**Exercise directions:** Gather up every line that includes the string "voyage".

Records from a data source

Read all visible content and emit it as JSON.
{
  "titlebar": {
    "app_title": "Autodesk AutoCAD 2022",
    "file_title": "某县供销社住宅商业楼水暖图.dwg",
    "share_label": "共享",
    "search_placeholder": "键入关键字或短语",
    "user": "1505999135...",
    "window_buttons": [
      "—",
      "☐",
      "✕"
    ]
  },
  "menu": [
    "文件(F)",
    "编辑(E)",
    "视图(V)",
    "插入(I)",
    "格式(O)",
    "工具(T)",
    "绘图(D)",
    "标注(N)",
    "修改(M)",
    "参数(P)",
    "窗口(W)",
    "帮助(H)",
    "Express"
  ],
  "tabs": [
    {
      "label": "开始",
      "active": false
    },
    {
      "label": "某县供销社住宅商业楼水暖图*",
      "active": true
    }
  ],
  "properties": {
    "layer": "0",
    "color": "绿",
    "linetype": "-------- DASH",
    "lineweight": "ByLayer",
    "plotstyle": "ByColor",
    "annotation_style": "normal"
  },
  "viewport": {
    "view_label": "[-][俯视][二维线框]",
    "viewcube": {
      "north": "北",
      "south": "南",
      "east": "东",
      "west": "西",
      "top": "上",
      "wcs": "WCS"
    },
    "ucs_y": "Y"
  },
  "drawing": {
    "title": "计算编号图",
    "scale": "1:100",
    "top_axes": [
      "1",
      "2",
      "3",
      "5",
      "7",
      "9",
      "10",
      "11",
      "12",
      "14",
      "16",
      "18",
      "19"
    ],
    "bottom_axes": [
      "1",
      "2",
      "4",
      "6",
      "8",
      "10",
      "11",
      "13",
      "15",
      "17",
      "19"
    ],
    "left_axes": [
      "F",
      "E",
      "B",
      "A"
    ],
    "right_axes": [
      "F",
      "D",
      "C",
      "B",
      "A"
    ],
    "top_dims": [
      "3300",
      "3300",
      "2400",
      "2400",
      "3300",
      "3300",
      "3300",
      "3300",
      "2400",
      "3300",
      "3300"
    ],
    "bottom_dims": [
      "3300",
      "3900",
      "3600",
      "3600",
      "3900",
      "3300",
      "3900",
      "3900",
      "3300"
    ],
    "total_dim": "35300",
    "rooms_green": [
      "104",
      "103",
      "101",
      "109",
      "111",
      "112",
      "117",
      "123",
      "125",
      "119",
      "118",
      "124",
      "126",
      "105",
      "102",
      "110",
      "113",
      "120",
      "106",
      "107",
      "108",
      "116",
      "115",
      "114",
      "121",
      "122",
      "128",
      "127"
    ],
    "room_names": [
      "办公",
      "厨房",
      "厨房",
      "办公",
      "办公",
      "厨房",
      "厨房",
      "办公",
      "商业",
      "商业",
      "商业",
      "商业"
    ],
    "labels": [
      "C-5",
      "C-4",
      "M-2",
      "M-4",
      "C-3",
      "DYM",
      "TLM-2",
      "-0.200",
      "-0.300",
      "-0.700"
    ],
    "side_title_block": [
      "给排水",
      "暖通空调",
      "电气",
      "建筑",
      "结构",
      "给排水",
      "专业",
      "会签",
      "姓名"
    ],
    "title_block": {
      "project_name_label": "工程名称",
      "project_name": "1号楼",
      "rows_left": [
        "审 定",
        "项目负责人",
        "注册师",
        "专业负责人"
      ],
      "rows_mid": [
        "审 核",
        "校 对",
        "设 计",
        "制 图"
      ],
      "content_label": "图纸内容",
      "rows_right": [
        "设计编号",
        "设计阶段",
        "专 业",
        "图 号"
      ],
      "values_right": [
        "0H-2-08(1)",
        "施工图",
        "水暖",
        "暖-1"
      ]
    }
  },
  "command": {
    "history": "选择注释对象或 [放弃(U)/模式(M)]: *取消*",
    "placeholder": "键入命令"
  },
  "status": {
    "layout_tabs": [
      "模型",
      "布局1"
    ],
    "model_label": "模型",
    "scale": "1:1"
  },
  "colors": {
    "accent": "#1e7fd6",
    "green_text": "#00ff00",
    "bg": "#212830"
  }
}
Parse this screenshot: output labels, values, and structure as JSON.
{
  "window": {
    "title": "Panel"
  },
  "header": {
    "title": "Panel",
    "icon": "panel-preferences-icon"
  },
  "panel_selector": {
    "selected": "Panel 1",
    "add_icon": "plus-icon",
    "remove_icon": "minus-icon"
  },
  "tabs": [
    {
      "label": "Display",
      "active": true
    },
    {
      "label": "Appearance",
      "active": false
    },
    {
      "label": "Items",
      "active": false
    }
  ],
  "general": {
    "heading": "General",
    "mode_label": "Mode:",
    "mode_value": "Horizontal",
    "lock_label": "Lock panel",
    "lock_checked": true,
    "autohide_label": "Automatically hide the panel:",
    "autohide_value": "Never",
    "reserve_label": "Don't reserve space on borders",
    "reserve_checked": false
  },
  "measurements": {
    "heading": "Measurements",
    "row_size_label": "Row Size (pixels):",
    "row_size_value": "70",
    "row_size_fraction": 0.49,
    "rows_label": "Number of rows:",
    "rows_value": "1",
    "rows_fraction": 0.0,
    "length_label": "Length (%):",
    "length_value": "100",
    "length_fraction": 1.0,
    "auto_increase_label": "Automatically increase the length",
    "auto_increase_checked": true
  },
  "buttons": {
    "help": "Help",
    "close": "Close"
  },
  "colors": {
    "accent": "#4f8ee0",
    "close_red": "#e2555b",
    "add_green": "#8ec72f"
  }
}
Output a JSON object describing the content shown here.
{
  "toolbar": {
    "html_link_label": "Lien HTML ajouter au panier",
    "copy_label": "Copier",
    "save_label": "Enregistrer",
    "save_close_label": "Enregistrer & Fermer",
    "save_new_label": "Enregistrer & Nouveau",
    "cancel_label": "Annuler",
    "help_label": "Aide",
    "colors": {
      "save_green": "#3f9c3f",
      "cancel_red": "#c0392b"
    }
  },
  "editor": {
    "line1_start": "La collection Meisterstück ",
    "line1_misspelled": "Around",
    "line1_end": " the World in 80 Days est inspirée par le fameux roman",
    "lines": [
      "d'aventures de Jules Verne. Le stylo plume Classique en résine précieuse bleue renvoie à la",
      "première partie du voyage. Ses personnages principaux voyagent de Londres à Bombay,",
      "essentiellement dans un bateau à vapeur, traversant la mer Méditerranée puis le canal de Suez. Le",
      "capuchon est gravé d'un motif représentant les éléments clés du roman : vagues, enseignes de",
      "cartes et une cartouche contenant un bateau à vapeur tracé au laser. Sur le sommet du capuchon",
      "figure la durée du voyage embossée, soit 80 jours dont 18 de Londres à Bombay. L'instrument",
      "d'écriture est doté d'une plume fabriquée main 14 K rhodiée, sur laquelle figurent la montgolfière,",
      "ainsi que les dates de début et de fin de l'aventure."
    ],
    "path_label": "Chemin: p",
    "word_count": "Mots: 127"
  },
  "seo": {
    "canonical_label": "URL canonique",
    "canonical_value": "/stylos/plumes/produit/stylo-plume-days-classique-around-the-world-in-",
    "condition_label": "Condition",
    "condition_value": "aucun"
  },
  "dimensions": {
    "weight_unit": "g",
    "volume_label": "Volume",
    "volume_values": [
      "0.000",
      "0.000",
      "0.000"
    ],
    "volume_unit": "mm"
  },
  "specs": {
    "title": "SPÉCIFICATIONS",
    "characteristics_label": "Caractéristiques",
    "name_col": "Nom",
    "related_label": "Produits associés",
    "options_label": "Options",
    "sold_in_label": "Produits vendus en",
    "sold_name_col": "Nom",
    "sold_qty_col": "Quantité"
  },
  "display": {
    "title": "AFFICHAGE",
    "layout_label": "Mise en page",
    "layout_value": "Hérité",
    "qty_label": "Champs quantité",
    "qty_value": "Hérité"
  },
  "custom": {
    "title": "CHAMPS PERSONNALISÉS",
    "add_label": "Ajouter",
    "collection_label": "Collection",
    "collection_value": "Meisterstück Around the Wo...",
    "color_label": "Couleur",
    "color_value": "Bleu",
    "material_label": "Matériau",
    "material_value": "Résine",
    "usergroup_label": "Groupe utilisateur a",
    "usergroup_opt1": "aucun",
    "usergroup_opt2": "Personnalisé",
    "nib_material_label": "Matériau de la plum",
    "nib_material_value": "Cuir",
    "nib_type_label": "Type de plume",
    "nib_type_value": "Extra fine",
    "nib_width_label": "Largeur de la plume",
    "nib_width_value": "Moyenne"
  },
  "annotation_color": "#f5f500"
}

**The reply:**
      "première partie du voyage. Ses personnages principaux voyagent de Londres à Bombay,",
      "figure la durée du voyage embossée, soit 80 jours dont 18 de Londres à Bombay. L'instrument",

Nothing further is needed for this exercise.